▸ Items from a dataset

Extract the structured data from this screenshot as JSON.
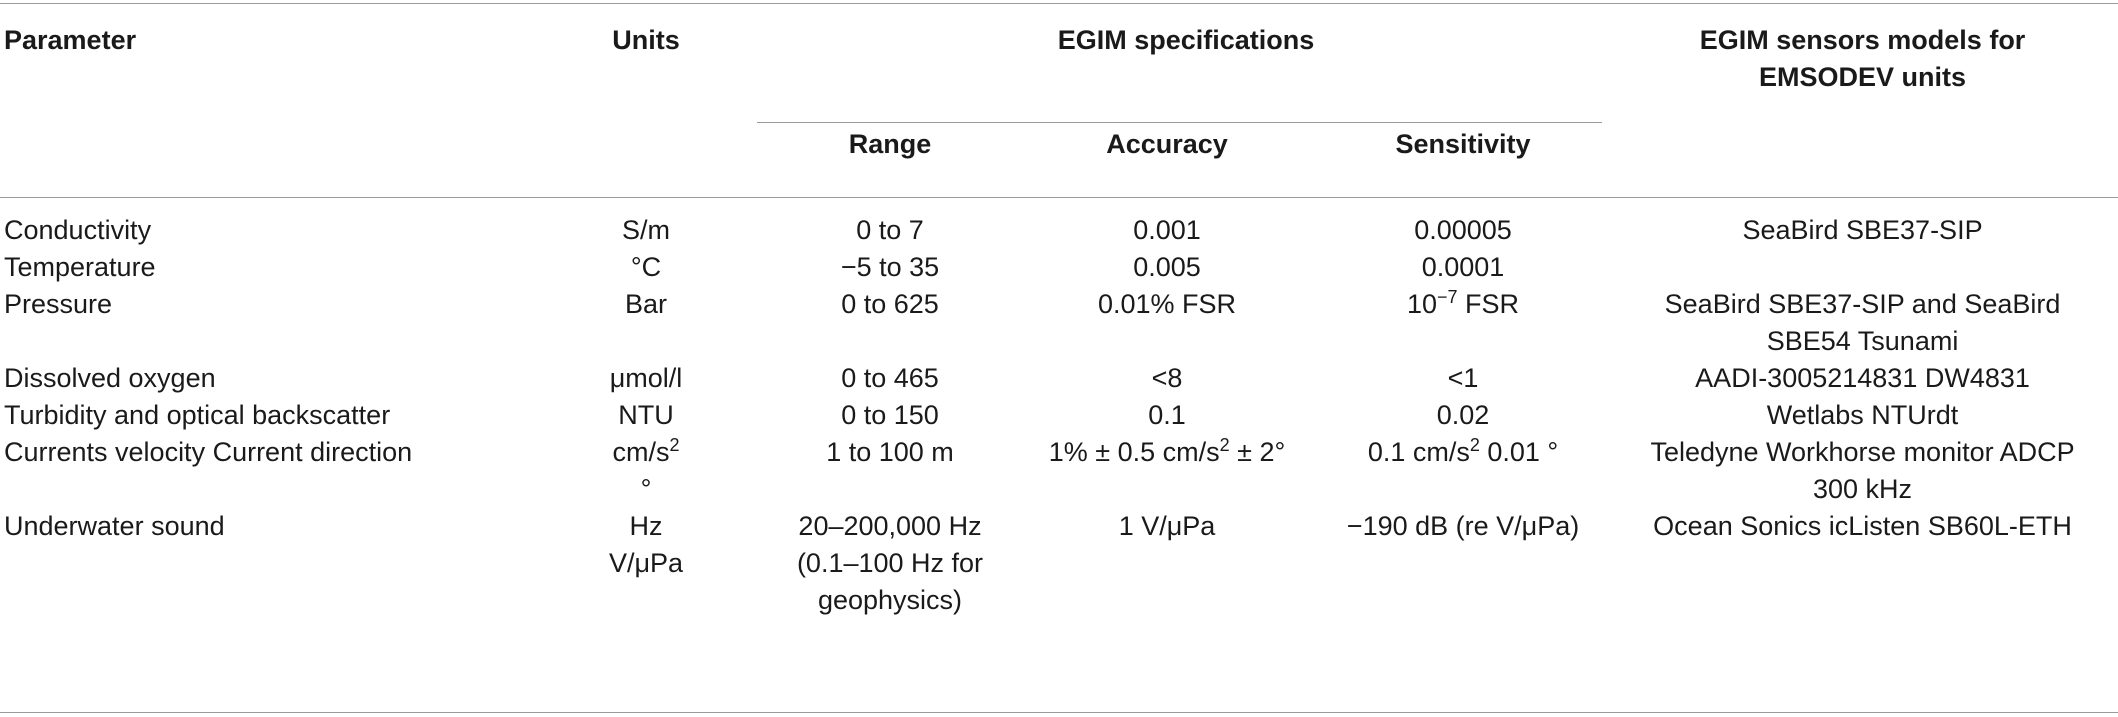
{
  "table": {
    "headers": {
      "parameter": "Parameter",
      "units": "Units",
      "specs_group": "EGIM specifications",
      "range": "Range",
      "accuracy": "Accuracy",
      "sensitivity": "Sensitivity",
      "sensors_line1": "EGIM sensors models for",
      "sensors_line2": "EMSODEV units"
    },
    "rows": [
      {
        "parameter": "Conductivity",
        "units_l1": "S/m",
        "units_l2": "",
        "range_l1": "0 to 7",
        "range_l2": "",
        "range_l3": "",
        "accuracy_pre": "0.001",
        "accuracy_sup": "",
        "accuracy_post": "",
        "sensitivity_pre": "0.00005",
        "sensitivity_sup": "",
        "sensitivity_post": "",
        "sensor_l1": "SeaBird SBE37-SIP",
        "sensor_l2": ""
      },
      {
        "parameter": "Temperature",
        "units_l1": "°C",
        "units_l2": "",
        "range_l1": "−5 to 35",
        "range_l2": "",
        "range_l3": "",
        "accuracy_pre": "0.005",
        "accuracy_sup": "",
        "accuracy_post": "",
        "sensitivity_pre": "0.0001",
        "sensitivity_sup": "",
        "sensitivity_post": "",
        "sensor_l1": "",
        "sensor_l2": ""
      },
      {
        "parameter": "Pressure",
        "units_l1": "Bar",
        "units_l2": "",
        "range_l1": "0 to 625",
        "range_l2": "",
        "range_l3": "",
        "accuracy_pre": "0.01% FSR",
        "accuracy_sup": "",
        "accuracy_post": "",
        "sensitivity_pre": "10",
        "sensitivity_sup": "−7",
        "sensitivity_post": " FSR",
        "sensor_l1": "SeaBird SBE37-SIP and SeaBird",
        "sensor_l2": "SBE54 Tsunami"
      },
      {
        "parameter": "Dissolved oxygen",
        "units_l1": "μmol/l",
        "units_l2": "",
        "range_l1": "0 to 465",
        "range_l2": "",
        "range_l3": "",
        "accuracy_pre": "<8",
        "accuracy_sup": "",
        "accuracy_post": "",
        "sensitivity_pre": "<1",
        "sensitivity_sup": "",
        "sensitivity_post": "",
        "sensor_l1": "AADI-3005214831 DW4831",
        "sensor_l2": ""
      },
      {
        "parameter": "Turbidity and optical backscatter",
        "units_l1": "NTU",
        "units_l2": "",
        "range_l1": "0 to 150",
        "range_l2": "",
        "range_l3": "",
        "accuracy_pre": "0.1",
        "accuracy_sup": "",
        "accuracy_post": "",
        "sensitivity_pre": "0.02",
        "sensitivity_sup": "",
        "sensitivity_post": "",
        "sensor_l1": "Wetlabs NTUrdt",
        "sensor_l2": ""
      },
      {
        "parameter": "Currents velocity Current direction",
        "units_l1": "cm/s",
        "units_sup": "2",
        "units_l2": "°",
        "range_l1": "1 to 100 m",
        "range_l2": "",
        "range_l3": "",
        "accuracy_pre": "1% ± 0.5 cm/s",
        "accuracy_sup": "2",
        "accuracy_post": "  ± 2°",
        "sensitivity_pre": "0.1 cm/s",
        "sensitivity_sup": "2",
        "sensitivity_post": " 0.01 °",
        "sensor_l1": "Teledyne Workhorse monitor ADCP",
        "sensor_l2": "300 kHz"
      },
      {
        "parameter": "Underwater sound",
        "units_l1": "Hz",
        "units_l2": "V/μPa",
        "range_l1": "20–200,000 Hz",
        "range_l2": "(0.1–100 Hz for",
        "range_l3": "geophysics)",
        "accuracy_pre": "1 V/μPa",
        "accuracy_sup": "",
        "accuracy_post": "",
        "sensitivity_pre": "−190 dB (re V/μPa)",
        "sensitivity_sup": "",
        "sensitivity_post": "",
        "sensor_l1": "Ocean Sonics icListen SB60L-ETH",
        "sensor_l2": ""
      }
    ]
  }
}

▸ WHAT TO DO
Copy every line of the listing containing the string "parameter".

▸ TASK RESULT
      "parameter": "Parameter",
        "parameter": "Conductivity",
        "parameter": "Temperature",
        "parameter": "Pressure",
        "parameter": "Dissolved oxygen",
        "parameter": "Turbidity and optical backscatter",
        "parameter": "Currents velocity Current direction",
        "parameter": "Underwater sound",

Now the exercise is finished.